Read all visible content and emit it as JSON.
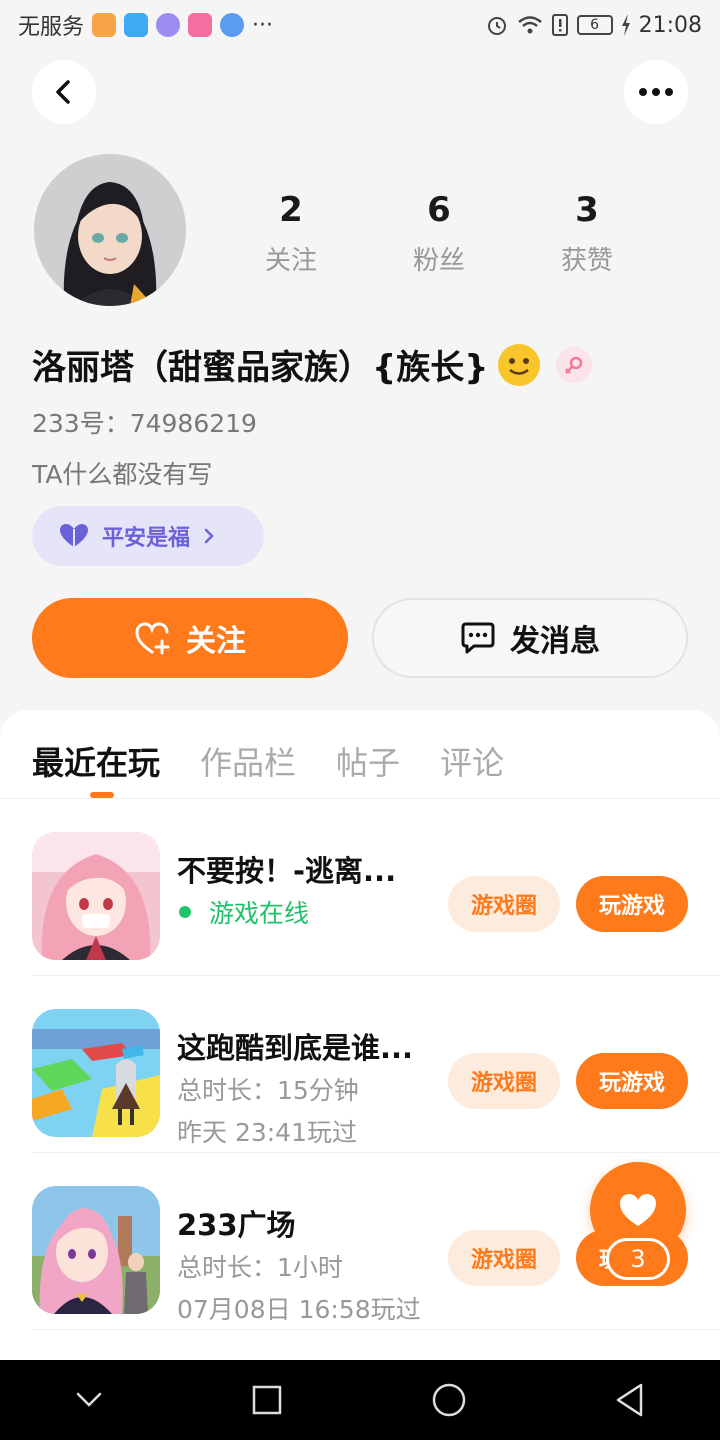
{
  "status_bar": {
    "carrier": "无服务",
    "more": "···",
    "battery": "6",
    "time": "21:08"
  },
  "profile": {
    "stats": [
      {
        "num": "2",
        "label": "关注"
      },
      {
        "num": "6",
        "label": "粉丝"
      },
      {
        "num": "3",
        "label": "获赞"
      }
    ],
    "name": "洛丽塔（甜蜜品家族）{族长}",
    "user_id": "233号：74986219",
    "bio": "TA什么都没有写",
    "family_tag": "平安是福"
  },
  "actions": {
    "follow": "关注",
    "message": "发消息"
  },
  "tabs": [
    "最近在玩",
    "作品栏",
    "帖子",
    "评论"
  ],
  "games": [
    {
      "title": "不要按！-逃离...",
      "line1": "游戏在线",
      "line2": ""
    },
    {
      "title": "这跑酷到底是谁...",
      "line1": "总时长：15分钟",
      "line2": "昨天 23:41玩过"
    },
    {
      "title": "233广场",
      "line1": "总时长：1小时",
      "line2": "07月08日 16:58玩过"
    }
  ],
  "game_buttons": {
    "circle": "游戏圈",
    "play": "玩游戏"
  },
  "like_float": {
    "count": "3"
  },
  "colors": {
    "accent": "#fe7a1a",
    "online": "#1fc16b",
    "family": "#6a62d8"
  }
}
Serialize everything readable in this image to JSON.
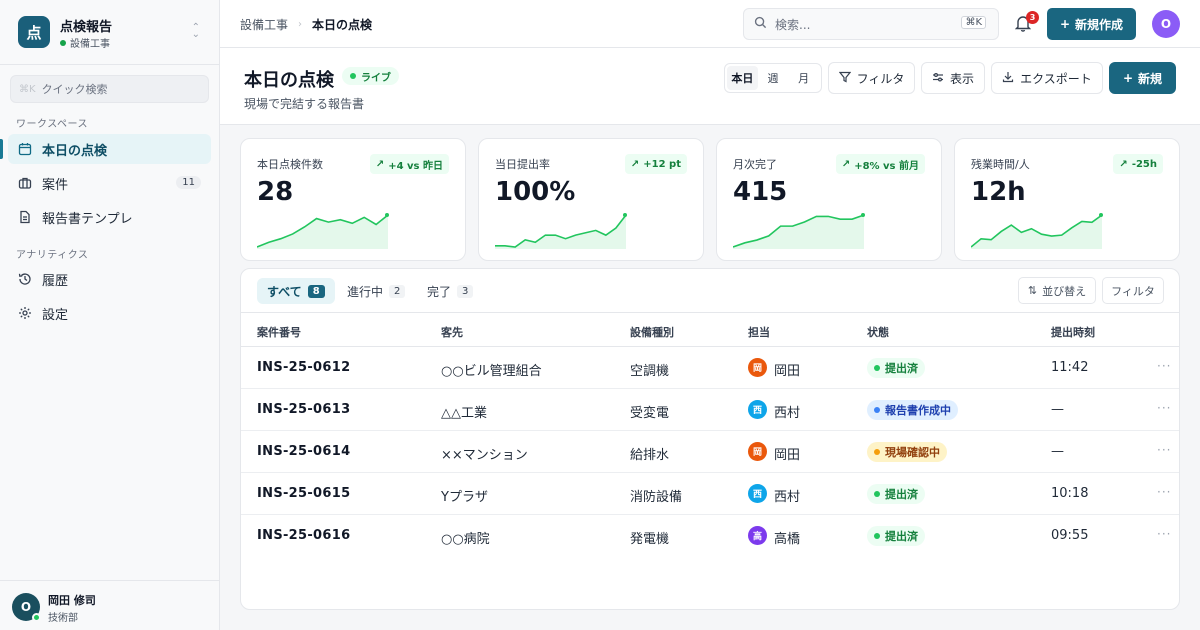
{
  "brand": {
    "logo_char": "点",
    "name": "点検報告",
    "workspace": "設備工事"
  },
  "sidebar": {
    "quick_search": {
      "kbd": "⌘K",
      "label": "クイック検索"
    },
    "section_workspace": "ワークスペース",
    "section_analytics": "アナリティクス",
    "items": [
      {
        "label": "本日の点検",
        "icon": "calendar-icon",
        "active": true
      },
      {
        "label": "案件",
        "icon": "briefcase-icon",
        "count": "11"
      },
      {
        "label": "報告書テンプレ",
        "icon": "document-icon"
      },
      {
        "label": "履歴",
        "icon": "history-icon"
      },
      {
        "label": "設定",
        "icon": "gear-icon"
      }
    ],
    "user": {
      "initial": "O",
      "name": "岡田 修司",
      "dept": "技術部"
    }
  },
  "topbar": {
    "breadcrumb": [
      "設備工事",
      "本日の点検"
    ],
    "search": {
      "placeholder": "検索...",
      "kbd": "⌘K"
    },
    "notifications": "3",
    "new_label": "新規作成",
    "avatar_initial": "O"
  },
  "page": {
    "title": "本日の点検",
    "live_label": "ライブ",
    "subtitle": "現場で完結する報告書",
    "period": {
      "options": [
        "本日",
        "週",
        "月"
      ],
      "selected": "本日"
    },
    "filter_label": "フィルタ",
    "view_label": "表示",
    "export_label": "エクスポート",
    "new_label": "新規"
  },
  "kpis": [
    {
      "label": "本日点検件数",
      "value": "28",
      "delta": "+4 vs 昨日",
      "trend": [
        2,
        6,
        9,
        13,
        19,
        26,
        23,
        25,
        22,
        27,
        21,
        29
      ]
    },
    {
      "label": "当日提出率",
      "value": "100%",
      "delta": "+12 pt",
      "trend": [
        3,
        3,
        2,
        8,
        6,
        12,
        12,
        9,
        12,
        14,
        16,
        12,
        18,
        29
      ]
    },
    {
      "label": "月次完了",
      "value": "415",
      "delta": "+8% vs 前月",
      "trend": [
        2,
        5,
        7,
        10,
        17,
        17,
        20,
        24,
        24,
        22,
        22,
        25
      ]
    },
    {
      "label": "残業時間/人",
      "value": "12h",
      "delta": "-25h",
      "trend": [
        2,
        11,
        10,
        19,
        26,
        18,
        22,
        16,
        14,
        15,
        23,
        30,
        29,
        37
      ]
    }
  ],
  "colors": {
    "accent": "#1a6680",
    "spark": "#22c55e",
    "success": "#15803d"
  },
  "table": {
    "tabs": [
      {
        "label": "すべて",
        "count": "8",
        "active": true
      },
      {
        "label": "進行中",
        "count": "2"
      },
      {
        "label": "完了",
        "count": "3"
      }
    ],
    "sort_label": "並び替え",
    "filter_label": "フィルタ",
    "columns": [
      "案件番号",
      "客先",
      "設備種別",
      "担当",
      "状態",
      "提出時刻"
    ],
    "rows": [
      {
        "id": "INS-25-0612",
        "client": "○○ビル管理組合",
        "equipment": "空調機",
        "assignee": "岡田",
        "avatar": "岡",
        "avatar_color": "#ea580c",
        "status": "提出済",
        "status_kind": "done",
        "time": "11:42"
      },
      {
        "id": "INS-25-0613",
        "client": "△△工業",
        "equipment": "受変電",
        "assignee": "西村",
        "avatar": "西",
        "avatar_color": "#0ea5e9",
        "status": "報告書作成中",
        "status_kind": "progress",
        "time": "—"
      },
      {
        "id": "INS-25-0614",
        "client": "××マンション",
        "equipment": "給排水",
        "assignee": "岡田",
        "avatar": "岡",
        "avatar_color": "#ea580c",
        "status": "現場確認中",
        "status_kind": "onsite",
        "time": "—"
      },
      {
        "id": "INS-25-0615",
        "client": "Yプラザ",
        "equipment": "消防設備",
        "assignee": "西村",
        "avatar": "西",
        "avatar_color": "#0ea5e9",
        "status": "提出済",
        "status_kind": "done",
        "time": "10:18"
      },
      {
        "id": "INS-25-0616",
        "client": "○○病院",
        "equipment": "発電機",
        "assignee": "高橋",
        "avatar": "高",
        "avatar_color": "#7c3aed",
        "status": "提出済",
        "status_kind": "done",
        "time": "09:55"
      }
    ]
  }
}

Task goal: Every line that holds the string "time" should be returned.

Answer in full:
    "time": "21:08"
        "time": "11:42"
        "time": "—"
        "time": "—"
        "time": "10:18"
        "time": "09:55"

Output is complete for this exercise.